** START GIVEN DATA **

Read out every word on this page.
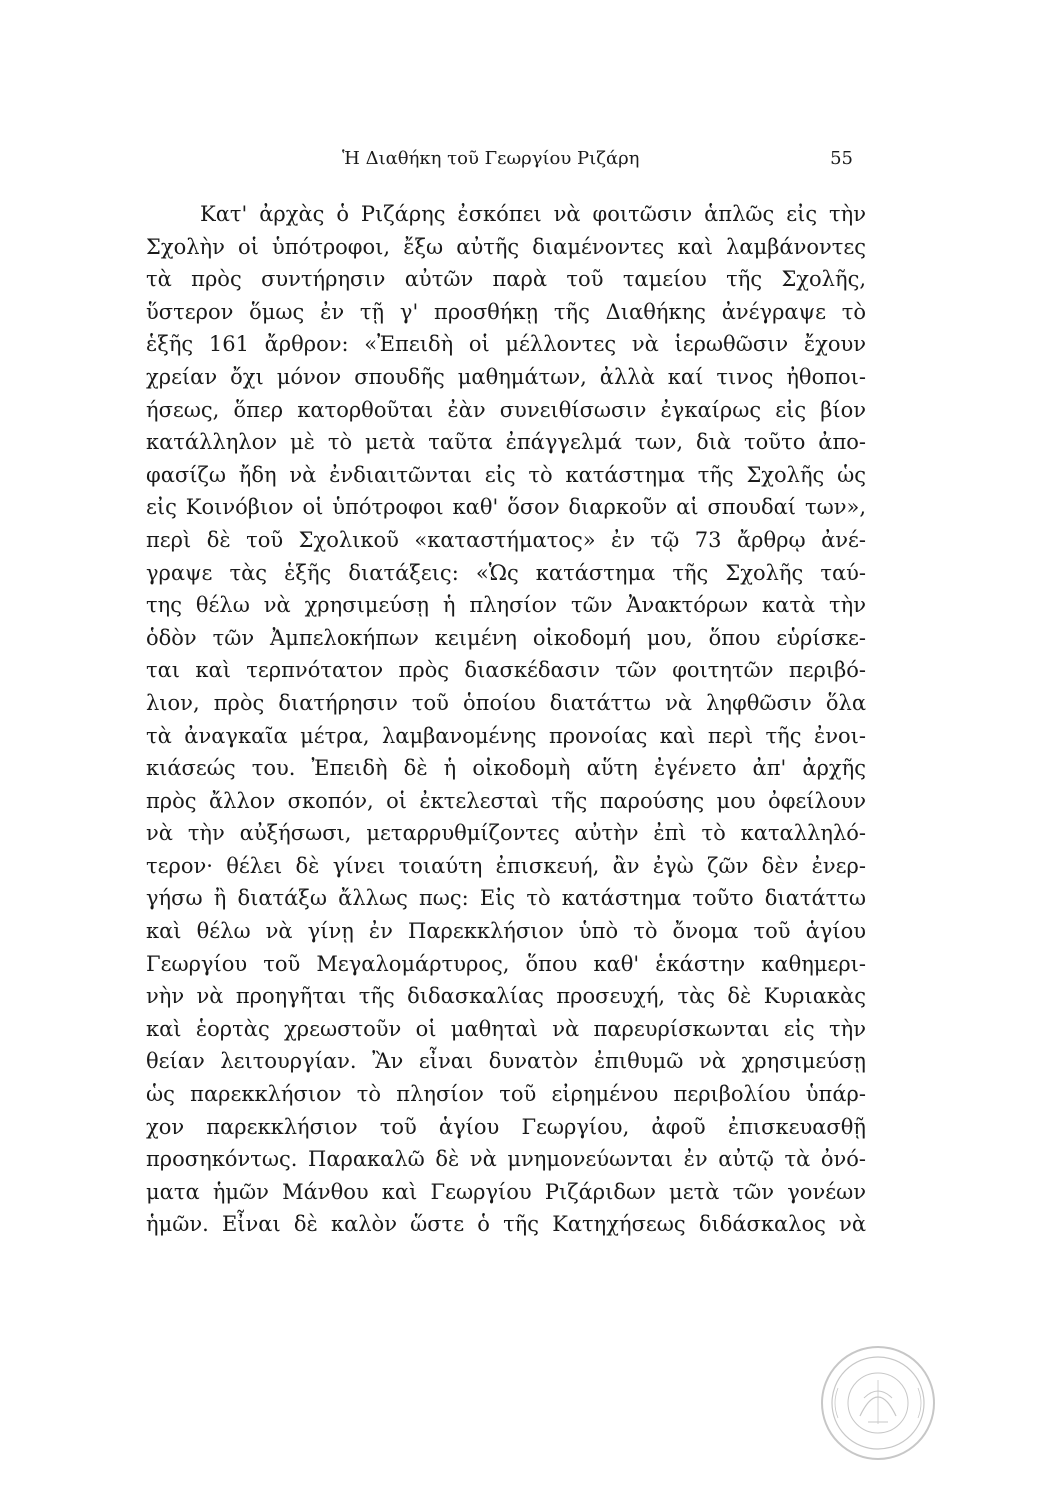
Ἡ Διαθήκη τοῦ Γεωργίου Ριζάρη	55
Κατ' ἀρχὰς ὁ Ριζάρης ἐσκόπει νὰ φοιτῶσιν ἁπλῶς εἰς τὴν
Σχολὴν οἱ ὑπότροφοι, ἔξω αὐτῆς διαμένοντες καὶ λαμβάνοντες
τὰ πρὸς συντήρησιν αὐτῶν παρὰ τοῦ ταμείου τῆς Σχολῆς,
ὕστερον ὅμως ἐν τῇ γ' προσθήκῃ τῆς Διαθήκης ἀνέγραψε τὸ
ἑξῆς 161 ἄρθρον: «Ἐπειδὴ οἱ μέλλοντες νὰ ἱερωθῶσιν ἔχουν
χρείαν ὄχι μόνον σπουδῆς μαθημάτων, ἀλλὰ καί τινος ἠθοποι-
ήσεως, ὅπερ κατορθοῦται ἐὰν συνειθίσωσιν ἐγκαίρως εἰς βίον
κατάλληλον μὲ τὸ μετὰ ταῦτα ἐπάγγελμά των, διὰ τοῦτο ἀπο-
φασίζω ἤδη νὰ ἐνδιαιτῶνται εἰς τὸ κατάστημα τῆς Σχολῆς ὡς
εἰς Κοινόβιον οἱ ὑπότροφοι καθ' ὅσον διαρκοῦν αἱ σπουδαί των»,
περὶ δὲ τοῦ Σχολικοῦ «καταστήματος» ἐν τῷ 73 ἄρθρῳ ἀνέ-
γραψε τὰς ἑξῆς διατάξεις: «Ὡς κατάστημα τῆς Σχολῆς ταύ-
της θέλω νὰ χρησιμεύσῃ ἡ πλησίον τῶν Ἀνακτόρων κατὰ τὴν
ὁδὸν τῶν Ἀμπελοκήπων κειμένη οἰκοδομή μου, ὅπου εὑρίσκε-
ται καὶ τερπνότατον πρὸς διασκέδασιν τῶν φοιτητῶν περιβό-
λιον, πρὸς διατήρησιν τοῦ ὁποίου διατάττω νὰ ληφθῶσιν ὅλα
τὰ ἀναγκαῖα μέτρα, λαμβανομένης προνοίας καὶ περὶ τῆς ἐνοι-
κιάσεώς του. Ἐπειδὴ δὲ ἡ οἰκοδομὴ αὕτη ἐγένετο ἀπ' ἀρχῆς
πρὸς ἄλλον σκοπόν, οἱ ἐκτελεσταὶ τῆς παρούσης μου ὀφείλουν
νὰ τὴν αὐξήσωσι, μεταρρυθμίζοντες αὐτὴν ἐπὶ τὸ καταλληλό-
τερον· θέλει δὲ γίνει τοιαύτη ἐπισκευή, ἂν ἐγὼ ζῶν δὲν ἐνερ-
γήσω ἢ διατάξω ἄλλως πως: Εἰς τὸ κατάστημα τοῦτο διατάττω
καὶ θέλω νὰ γίνῃ ἐν Παρεκκλήσιον ὑπὸ τὸ ὄνομα τοῦ ἁγίου
Γεωργίου τοῦ Μεγαλομάρτυρος, ὅπου καθ' ἑκάστην καθημερι-
νὴν νὰ προηγῆται τῆς διδασκαλίας προσευχή, τὰς δὲ Κυριακὰς
καὶ ἑορτὰς χρεωστοῦν οἱ μαθηταὶ νὰ παρευρίσκωνται εἰς τὴν
θείαν λειτουργίαν. Ἂν εἶναι δυνατὸν ἐπιθυμῶ νὰ χρησιμεύσῃ
ὡς παρεκκλήσιον τὸ πλησίον τοῦ εἰρημένου περιβολίου ὑπάρ-
χον παρεκκλήσιον τοῦ ἁγίου Γεωργίου, ἀφοῦ ἐπισκευασθῇ
προσηκόντως. Παρακαλῶ δὲ νὰ μνημονεύωνται ἐν αὐτῷ τὰ ὀνό-
ματα ἡμῶν Μάνθου καὶ Γεωργίου Ριζάριδων μετὰ τῶν γονέων
ἡμῶν. Εἶναι δὲ καλὸν ὥστε ὁ τῆς Κατηχήσεως διδάσκαλος νὰ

** END GIVEN DATA **

WHAT YOU SHOULD DO: Reproduce the entries above word for word. Pictures stay out.

ANSWER TO THIS TASK:
Read out every word on this page.
Ἡ Διαθήκη τοῦ Γεωργίου Ριζάρη	55
Κατ' ἀρχὰς ὁ Ριζάρης ἐσκόπει νὰ φοιτῶσιν ἁπλῶς εἰς τὴν
Σχολὴν οἱ ὑπότροφοι, ἔξω αὐτῆς διαμένοντες καὶ λαμβάνοντες
τὰ πρὸς συντήρησιν αὐτῶν παρὰ τοῦ ταμείου τῆς Σχολῆς,
ὕστερον ὅμως ἐν τῇ γ' προσθήκῃ τῆς Διαθήκης ἀνέγραψε τὸ
ἑξῆς 161 ἄρθρον: «Ἐπειδὴ οἱ μέλλοντες νὰ ἱερωθῶσιν ἔχουν
χρείαν ὄχι μόνον σπουδῆς μαθημάτων, ἀλλὰ καί τινος ἠθοποι-
ήσεως, ὅπερ κατορθοῦται ἐὰν συνειθίσωσιν ἐγκαίρως εἰς βίον
κατάλληλον μὲ τὸ μετὰ ταῦτα ἐπάγγελμά των, διὰ τοῦτο ἀπο-
φασίζω ἤδη νὰ ἐνδιαιτῶνται εἰς τὸ κατάστημα τῆς Σχολῆς ὡς
εἰς Κοινόβιον οἱ ὑπότροφοι καθ' ὅσον διαρκοῦν αἱ σπουδαί των»,
περὶ δὲ τοῦ Σχολικοῦ «καταστήματος» ἐν τῷ 73 ἄρθρῳ ἀνέ-
γραψε τὰς ἑξῆς διατάξεις: «Ὡς κατάστημα τῆς Σχολῆς ταύ-
της θέλω νὰ χρησιμεύσῃ ἡ πλησίον τῶν Ἀνακτόρων κατὰ τὴν
ὁδὸν τῶν Ἀμπελοκήπων κειμένη οἰκοδομή μου, ὅπου εὑρίσκε-
ται καὶ τερπνότατον πρὸς διασκέδασιν τῶν φοιτητῶν περιβό-
λιον, πρὸς διατήρησιν τοῦ ὁποίου διατάττω νὰ ληφθῶσιν ὅλα
τὰ ἀναγκαῖα μέτρα, λαμβανομένης προνοίας καὶ περὶ τῆς ἐνοι-
κιάσεώς του. Ἐπειδὴ δὲ ἡ οἰκοδομὴ αὕτη ἐγένετο ἀπ' ἀρχῆς
πρὸς ἄλλον σκοπόν, οἱ ἐκτελεσταὶ τῆς παρούσης μου ὀφείλουν
νὰ τὴν αὐξήσωσι, μεταρρυθμίζοντες αὐτὴν ἐπὶ τὸ καταλληλό-
τερον· θέλει δὲ γίνει τοιαύτη ἐπισκευή, ἂν ἐγὼ ζῶν δὲν ἐνερ-
γήσω ἢ διατάξω ἄλλως πως: Εἰς τὸ κατάστημα τοῦτο διατάττω
καὶ θέλω νὰ γίνῃ ἐν Παρεκκλήσιον ὑπὸ τὸ ὄνομα τοῦ ἁγίου
Γεωργίου τοῦ Μεγαλομάρτυρος, ὅπου καθ' ἑκάστην καθημερι-
νὴν νὰ προηγῆται τῆς διδασκαλίας προσευχή, τὰς δὲ Κυριακὰς
καὶ ἑορτὰς χρεωστοῦν οἱ μαθηταὶ νὰ παρευρίσκωνται εἰς τὴν
θείαν λειτουργίαν. Ἂν εἶναι δυνατὸν ἐπιθυμῶ νὰ χρησιμεύσῃ
ὡς παρεκκλήσιον τὸ πλησίον τοῦ εἰρημένου περιβολίου ὑπάρ-
χον παρεκκλήσιον τοῦ ἁγίου Γεωργίου, ἀφοῦ ἐπισκευασθῇ
προσηκόντως. Παρακαλῶ δὲ νὰ μνημονεύωνται ἐν αὐτῷ τὰ ὀνό-
ματα ἡμῶν Μάνθου καὶ Γεωργίου Ριζάριδων μετὰ τῶν γονέων
ἡμῶν. Εἶναι δὲ καλὸν ὥστε ὁ τῆς Κατηχήσεως διδάσκαλος νὰ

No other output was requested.